* START RECORDS PROVIDED *

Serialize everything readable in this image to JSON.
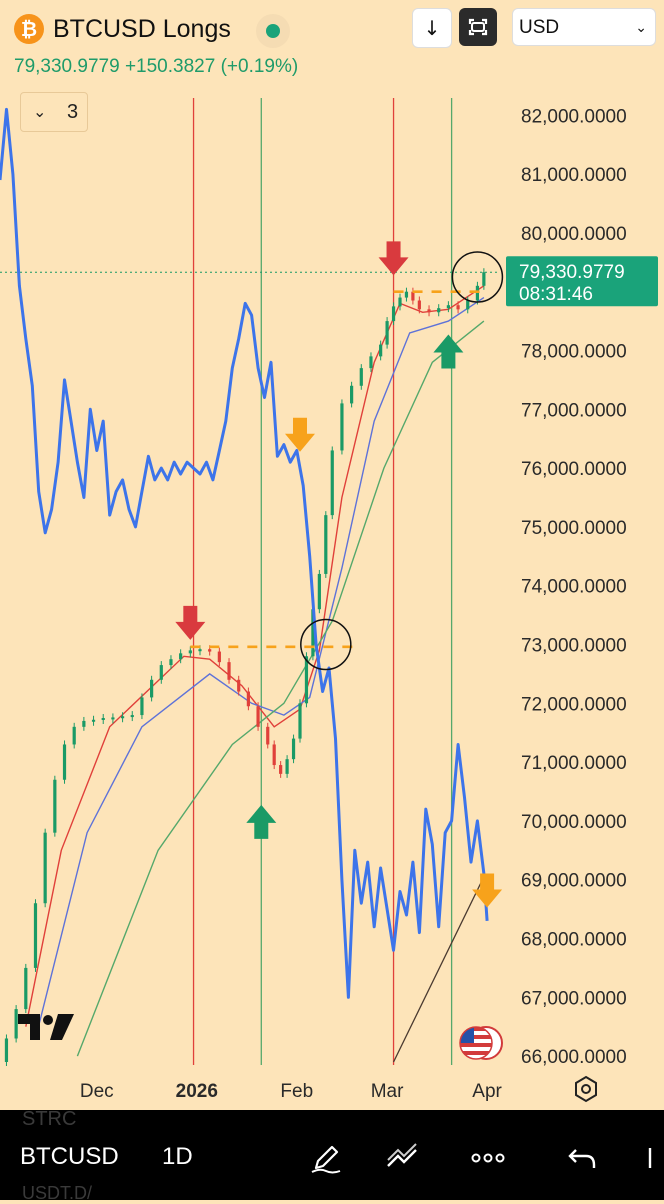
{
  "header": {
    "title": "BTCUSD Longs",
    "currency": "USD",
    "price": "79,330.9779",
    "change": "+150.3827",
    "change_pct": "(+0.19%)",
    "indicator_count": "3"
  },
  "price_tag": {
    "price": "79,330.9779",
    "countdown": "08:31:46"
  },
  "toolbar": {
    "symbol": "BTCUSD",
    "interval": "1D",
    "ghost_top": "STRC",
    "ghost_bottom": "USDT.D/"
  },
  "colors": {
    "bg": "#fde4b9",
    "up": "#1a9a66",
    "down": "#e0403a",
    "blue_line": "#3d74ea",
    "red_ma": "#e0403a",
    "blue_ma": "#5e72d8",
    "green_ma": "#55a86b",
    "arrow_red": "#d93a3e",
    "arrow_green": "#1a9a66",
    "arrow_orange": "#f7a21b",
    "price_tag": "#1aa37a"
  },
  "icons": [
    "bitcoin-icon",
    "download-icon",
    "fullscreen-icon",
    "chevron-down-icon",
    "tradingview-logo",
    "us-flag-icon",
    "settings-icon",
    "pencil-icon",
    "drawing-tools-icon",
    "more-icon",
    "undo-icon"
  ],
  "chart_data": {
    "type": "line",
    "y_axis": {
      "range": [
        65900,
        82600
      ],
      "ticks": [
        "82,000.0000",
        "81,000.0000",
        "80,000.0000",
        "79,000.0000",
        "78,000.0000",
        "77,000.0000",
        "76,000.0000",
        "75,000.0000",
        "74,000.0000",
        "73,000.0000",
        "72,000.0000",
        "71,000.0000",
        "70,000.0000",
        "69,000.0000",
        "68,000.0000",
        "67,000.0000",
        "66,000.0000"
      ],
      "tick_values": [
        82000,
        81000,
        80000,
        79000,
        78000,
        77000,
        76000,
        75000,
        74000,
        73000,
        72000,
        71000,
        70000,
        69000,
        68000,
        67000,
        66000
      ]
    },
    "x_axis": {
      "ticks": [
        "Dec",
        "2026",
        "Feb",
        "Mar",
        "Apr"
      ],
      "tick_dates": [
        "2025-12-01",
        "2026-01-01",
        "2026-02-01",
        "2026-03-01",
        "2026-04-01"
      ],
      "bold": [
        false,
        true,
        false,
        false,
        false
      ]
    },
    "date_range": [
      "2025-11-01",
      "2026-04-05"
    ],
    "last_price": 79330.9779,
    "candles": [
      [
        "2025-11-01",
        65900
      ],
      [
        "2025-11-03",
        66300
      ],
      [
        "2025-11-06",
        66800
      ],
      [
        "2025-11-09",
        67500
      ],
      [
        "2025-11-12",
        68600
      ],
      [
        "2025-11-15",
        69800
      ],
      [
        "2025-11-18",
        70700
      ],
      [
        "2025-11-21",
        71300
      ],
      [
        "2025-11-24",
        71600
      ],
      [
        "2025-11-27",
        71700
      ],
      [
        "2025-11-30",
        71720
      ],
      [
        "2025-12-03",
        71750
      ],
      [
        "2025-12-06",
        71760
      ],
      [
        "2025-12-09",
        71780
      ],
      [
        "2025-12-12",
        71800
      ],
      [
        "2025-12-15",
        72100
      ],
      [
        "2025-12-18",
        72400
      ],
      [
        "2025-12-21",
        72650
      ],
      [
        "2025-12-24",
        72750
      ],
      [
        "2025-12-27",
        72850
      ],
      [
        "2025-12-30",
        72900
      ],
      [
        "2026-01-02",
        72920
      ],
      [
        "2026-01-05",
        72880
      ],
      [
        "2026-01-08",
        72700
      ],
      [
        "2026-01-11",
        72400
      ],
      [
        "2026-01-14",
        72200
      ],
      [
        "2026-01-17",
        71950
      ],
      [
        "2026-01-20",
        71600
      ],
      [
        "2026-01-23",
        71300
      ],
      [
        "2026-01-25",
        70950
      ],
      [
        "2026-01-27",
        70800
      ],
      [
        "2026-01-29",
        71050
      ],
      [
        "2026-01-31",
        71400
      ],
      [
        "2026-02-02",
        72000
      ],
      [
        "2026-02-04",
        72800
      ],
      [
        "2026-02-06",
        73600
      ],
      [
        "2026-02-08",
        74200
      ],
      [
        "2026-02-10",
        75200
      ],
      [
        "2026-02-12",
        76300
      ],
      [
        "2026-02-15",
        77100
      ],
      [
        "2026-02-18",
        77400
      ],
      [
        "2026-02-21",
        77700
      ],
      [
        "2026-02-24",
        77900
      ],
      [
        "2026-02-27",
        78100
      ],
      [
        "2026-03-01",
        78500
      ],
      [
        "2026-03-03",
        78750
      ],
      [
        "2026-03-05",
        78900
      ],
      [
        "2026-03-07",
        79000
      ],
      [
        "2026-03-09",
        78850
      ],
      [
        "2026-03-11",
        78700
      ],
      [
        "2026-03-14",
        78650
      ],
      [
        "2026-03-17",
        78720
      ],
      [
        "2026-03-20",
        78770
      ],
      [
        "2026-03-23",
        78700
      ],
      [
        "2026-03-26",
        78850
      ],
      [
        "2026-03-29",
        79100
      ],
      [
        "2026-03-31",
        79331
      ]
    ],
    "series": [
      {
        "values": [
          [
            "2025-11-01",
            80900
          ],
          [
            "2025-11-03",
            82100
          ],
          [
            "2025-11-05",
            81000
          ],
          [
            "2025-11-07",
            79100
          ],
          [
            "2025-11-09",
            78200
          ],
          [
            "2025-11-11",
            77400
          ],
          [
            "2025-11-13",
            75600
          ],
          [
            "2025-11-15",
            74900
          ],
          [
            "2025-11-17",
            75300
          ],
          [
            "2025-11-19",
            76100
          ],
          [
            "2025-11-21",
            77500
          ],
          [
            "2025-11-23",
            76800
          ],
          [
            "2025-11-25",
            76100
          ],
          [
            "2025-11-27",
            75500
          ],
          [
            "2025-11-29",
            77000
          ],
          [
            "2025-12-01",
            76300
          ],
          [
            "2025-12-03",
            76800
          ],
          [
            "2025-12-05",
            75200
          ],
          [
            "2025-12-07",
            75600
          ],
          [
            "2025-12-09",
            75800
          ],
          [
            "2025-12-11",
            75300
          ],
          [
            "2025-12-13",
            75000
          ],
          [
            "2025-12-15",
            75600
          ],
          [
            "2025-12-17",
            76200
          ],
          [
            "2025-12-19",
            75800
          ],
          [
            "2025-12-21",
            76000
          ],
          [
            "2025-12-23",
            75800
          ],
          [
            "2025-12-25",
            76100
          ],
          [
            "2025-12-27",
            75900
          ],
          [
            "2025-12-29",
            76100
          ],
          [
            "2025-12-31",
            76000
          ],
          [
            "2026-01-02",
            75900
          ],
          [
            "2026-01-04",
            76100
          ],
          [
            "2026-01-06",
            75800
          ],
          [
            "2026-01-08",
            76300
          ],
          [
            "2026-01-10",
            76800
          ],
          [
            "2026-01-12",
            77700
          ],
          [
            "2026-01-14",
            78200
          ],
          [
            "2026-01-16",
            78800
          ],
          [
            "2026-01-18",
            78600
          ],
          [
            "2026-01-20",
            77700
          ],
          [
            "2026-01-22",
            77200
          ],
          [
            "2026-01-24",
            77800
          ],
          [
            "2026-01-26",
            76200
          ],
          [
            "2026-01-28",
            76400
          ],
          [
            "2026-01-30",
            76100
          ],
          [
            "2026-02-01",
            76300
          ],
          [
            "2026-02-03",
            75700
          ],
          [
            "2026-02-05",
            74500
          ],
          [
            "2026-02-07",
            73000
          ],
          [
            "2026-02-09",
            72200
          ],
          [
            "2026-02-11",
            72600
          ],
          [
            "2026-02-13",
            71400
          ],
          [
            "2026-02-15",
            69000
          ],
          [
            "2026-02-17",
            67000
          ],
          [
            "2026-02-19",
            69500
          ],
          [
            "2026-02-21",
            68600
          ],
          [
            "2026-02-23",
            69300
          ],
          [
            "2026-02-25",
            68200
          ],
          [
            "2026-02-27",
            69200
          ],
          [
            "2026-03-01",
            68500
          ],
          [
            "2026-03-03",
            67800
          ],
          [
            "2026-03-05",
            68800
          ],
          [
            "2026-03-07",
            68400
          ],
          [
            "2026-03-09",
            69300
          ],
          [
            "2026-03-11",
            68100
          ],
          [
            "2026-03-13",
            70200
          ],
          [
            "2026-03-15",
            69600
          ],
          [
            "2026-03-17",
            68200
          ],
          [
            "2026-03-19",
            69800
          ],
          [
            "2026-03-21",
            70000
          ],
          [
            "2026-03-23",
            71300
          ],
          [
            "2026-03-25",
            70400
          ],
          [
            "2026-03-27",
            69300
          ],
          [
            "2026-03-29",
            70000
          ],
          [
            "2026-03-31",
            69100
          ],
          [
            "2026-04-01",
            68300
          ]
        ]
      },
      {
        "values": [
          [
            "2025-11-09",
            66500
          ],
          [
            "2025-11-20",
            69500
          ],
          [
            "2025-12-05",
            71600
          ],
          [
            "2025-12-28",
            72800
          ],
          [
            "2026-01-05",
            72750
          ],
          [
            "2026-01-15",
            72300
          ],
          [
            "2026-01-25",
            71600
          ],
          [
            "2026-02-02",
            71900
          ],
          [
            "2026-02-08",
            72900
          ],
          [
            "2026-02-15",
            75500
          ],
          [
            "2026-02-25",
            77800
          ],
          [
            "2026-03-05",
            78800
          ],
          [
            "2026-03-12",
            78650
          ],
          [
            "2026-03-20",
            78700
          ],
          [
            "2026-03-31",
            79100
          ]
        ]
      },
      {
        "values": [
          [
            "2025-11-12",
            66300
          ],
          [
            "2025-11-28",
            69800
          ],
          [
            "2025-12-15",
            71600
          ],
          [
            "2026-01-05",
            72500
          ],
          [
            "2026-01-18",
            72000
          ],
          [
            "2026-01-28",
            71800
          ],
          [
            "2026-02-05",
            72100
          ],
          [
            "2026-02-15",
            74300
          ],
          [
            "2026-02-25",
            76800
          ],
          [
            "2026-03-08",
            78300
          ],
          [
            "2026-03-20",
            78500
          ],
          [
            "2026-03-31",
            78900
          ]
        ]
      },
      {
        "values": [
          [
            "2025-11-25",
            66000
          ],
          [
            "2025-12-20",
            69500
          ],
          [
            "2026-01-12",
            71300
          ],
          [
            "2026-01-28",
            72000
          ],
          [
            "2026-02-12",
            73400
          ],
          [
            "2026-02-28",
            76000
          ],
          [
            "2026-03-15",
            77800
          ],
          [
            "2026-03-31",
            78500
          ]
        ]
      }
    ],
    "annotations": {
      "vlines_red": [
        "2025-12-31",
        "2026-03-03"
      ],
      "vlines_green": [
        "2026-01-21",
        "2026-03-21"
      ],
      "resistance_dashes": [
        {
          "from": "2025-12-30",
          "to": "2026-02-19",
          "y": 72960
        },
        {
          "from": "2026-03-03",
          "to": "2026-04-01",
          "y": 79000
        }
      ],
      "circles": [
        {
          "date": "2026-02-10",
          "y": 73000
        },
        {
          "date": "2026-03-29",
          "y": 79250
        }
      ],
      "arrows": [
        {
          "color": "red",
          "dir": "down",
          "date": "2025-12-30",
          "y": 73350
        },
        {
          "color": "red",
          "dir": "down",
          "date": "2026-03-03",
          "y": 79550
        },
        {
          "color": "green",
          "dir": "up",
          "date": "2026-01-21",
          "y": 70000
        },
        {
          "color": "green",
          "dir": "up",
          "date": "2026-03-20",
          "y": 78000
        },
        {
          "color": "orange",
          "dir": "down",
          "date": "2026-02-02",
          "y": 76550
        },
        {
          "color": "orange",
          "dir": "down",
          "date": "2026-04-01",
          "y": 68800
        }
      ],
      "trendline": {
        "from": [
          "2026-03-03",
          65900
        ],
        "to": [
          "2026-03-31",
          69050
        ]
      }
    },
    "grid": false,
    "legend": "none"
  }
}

* END RECORDS PROVIDED *
* START RECORDS PROVIDED *

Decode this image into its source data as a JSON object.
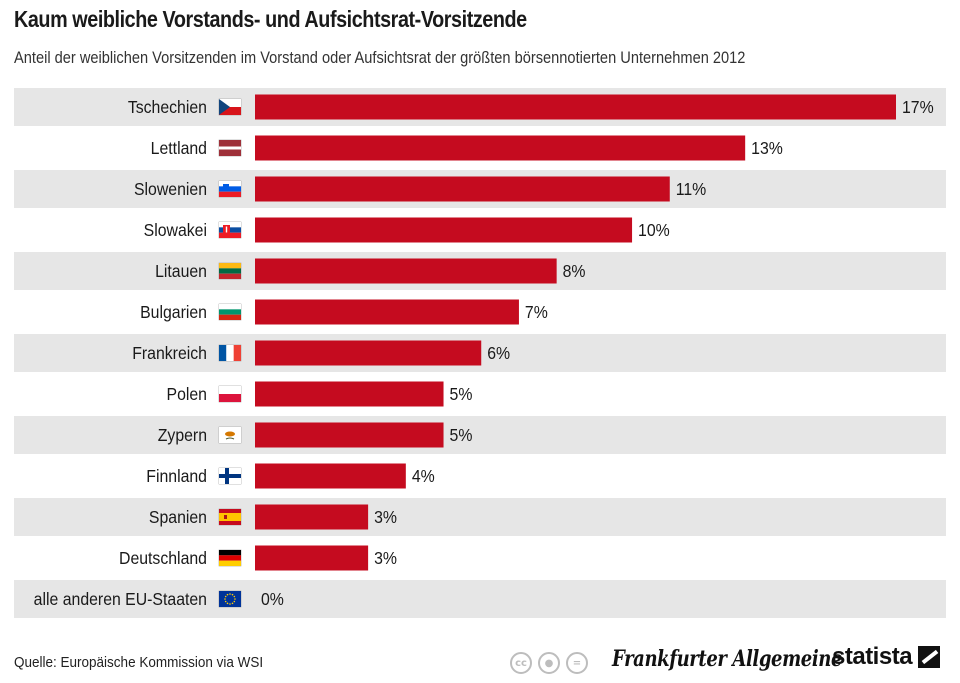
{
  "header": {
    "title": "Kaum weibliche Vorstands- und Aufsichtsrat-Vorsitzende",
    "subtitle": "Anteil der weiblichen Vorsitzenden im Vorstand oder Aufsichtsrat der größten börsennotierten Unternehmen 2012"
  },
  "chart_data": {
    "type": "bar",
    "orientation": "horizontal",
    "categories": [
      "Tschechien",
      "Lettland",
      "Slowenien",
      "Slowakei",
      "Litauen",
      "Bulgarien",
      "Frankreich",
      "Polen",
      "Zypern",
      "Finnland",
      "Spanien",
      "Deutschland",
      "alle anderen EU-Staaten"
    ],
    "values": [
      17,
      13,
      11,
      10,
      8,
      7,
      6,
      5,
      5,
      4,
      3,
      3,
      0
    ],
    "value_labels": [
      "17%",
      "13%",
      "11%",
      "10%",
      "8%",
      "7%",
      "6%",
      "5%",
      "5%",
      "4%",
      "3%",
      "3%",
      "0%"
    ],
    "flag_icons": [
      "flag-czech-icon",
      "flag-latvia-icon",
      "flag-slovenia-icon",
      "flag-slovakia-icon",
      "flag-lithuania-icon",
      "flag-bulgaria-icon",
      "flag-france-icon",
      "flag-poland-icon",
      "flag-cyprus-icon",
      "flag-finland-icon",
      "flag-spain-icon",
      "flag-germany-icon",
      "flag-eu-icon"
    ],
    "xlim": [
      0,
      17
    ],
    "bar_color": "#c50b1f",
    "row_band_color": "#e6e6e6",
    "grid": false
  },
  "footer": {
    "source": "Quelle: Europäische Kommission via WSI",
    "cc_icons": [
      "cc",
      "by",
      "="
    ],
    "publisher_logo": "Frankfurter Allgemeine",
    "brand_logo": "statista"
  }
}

* END RECORDS PROVIDED *
* START RECORDS PROVIDED *

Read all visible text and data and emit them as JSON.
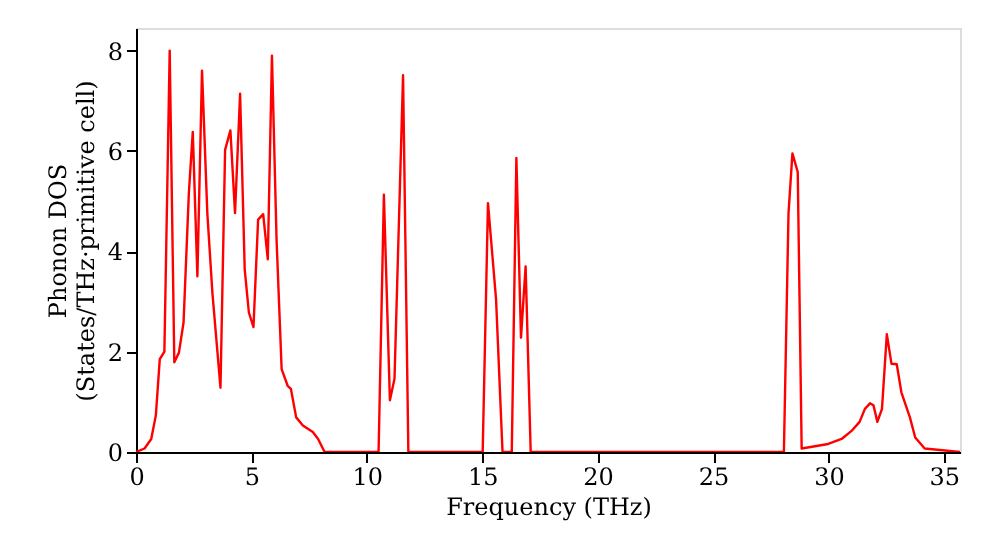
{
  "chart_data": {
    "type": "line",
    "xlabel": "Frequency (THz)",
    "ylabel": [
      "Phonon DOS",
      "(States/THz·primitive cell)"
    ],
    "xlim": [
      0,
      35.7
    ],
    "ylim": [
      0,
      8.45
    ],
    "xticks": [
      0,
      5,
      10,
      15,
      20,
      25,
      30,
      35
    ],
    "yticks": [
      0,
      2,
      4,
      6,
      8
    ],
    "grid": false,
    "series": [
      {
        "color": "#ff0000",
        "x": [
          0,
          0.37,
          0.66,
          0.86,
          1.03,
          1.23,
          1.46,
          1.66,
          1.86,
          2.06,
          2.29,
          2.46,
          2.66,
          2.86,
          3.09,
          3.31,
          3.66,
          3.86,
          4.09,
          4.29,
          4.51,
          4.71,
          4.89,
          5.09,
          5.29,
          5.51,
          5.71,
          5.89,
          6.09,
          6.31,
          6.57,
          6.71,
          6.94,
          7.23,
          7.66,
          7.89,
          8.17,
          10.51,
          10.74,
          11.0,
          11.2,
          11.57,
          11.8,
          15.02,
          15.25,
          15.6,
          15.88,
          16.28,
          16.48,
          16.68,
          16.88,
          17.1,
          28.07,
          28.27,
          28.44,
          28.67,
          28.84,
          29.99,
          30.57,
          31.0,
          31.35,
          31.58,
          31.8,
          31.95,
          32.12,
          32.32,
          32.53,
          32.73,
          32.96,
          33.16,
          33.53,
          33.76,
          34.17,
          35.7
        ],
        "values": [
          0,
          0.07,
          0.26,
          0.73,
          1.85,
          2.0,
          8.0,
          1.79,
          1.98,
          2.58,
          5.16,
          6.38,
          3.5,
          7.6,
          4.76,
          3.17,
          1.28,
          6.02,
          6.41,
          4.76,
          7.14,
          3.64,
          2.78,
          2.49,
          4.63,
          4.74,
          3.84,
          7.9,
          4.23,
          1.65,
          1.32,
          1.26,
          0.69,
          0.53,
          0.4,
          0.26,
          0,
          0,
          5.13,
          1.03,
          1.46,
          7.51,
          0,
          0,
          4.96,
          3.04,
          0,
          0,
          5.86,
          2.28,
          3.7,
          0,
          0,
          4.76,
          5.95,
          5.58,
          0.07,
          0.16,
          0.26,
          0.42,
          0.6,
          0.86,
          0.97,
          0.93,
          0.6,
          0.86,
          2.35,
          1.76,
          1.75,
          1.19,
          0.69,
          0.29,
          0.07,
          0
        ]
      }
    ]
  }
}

* END RECORDS PROVIDED *

WORK TO DO:
Which lines hold the word "image"? Copy all of them.

TASK SOLUTION:
Serialize everything readable in this image to JSON.
Decode this image into its source data as a JSON object.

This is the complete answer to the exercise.